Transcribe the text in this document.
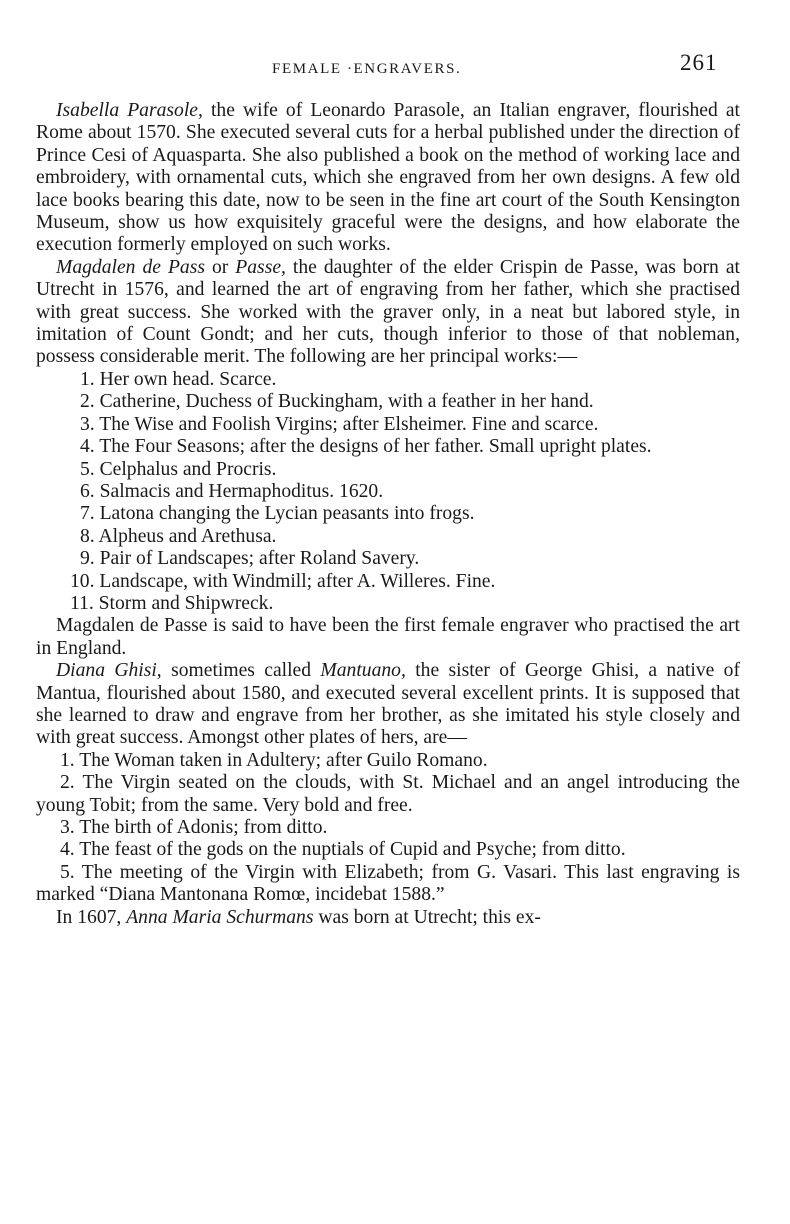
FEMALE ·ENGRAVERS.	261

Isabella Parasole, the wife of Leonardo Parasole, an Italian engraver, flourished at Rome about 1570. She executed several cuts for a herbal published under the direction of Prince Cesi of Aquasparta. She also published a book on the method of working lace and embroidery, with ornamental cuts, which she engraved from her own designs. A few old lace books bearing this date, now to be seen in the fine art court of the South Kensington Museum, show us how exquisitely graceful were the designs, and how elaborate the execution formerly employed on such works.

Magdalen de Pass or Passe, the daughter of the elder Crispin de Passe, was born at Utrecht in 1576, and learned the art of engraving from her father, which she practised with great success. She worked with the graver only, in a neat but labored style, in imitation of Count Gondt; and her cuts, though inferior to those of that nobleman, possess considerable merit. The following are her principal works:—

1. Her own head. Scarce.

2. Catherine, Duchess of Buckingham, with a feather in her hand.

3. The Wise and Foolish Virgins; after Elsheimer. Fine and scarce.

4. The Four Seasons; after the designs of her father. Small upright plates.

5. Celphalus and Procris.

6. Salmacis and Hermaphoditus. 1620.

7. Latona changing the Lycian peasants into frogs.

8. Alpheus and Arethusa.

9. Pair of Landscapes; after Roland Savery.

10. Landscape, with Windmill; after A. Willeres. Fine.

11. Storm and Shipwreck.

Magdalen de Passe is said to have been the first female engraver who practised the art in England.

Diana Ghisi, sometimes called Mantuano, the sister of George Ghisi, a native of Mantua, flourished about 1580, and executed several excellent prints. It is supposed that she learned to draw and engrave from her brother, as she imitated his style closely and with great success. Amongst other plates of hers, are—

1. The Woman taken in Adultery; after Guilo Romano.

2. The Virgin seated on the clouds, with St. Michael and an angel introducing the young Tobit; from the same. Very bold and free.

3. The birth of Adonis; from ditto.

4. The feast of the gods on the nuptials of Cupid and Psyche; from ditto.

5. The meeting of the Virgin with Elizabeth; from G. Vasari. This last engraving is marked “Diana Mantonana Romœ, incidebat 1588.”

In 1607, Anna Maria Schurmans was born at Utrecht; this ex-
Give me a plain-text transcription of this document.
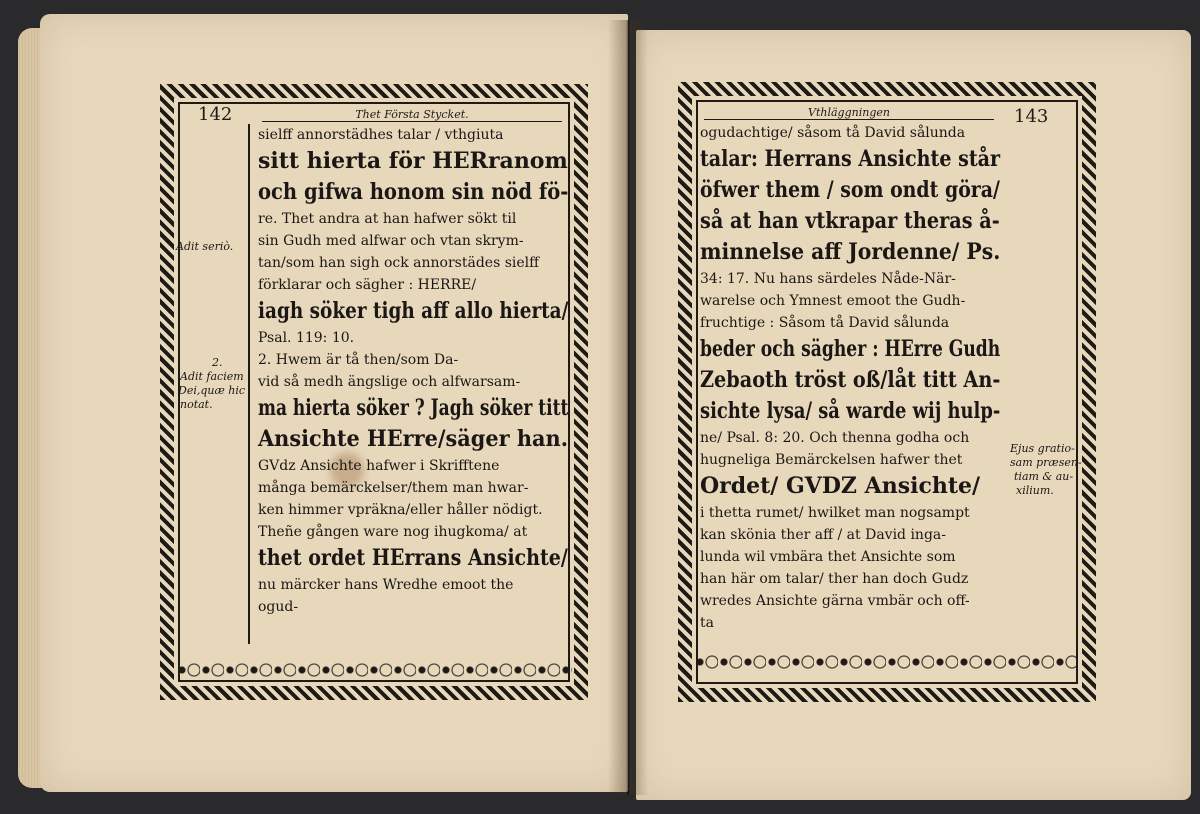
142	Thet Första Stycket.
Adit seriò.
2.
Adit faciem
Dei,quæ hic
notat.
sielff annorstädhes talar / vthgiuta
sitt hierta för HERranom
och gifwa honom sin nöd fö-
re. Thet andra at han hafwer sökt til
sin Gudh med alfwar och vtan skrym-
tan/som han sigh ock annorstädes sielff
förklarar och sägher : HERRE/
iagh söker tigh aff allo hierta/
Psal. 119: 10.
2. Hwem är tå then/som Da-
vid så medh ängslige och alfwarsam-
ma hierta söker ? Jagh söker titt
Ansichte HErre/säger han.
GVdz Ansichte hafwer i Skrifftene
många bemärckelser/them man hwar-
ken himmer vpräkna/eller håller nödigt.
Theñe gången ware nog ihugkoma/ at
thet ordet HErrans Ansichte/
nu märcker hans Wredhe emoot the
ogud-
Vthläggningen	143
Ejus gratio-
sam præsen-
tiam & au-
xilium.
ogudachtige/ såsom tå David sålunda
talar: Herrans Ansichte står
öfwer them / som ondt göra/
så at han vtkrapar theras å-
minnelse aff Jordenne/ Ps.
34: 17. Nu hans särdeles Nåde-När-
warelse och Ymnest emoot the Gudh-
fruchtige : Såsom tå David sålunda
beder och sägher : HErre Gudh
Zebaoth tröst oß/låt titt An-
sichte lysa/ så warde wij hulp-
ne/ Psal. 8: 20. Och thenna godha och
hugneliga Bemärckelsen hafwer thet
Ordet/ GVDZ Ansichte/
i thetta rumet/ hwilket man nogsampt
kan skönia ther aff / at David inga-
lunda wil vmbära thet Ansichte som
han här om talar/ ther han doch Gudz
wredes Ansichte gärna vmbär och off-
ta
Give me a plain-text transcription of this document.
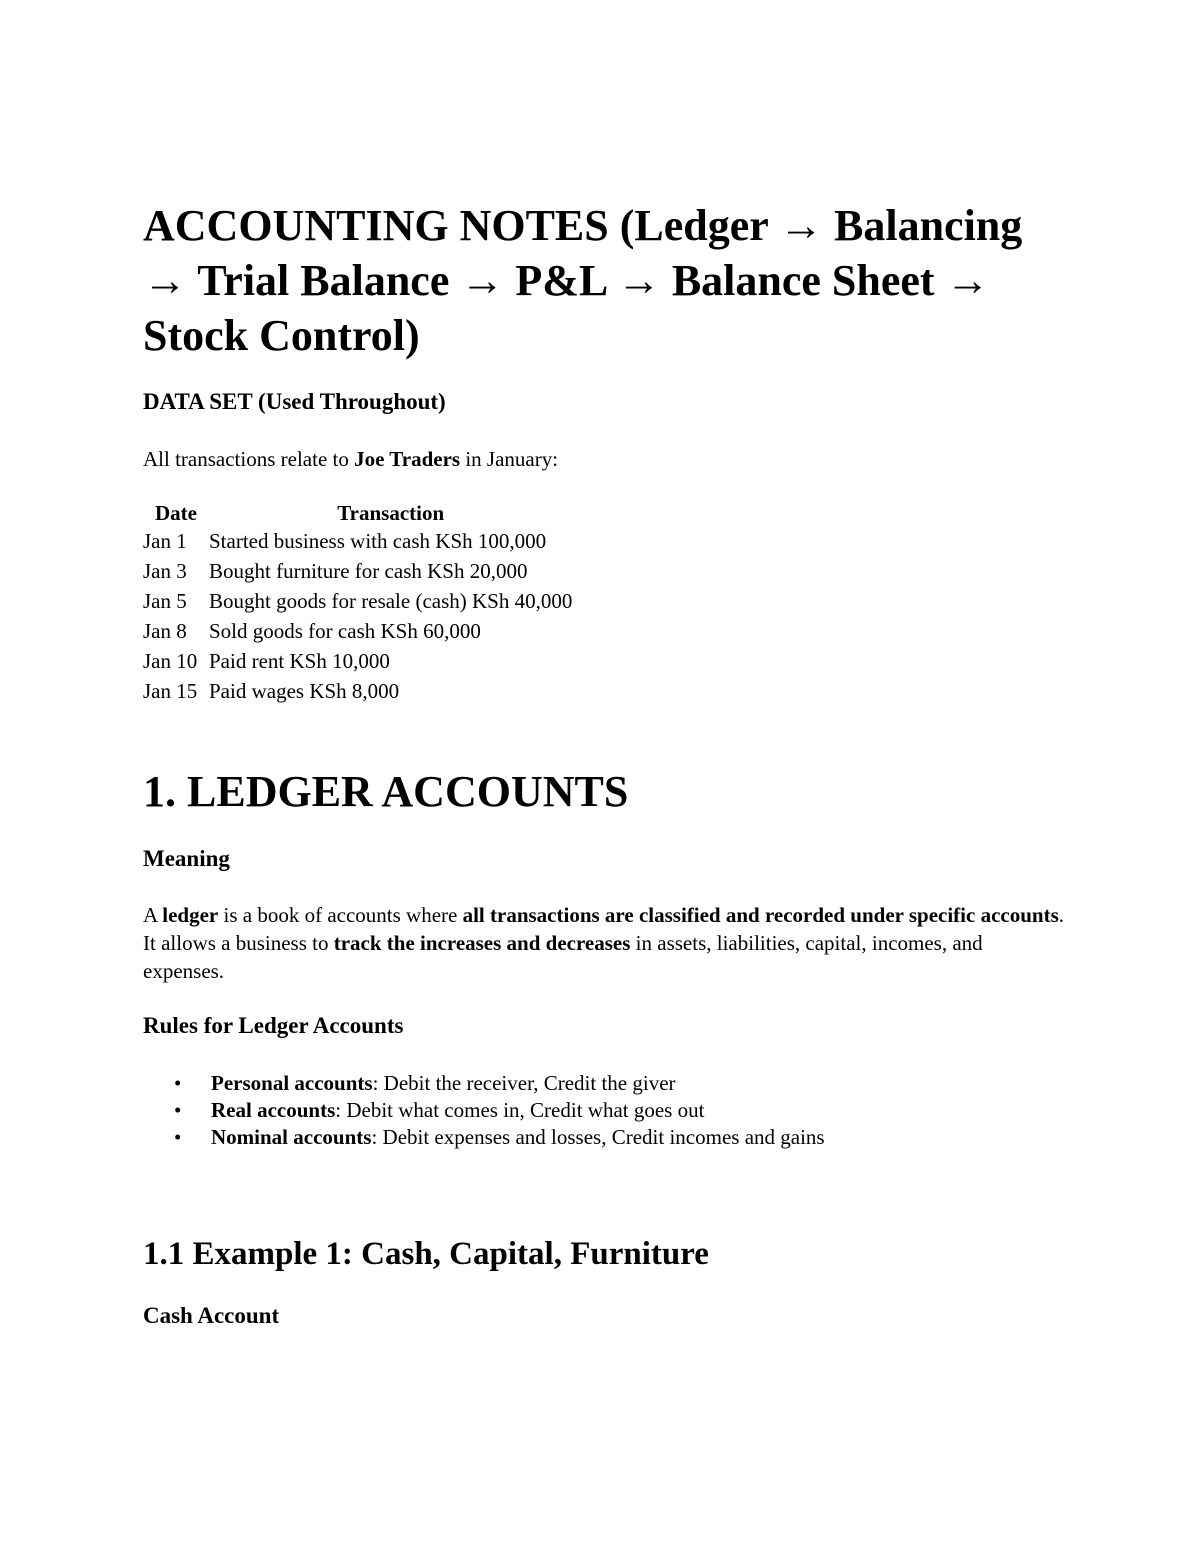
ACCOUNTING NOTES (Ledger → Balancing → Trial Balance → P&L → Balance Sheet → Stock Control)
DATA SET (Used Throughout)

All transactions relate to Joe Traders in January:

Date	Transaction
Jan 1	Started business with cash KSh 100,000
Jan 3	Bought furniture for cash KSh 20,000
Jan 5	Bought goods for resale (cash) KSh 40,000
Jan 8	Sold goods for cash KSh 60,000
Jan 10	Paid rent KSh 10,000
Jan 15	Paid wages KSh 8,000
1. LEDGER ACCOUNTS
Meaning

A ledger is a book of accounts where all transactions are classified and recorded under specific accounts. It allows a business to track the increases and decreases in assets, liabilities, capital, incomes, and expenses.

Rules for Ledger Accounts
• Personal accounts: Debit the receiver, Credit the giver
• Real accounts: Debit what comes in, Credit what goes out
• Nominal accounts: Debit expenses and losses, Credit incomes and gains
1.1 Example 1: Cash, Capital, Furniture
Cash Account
================================
Check each line of the data above for the word "cuts" and say how many lines have it. Give the number alone.

2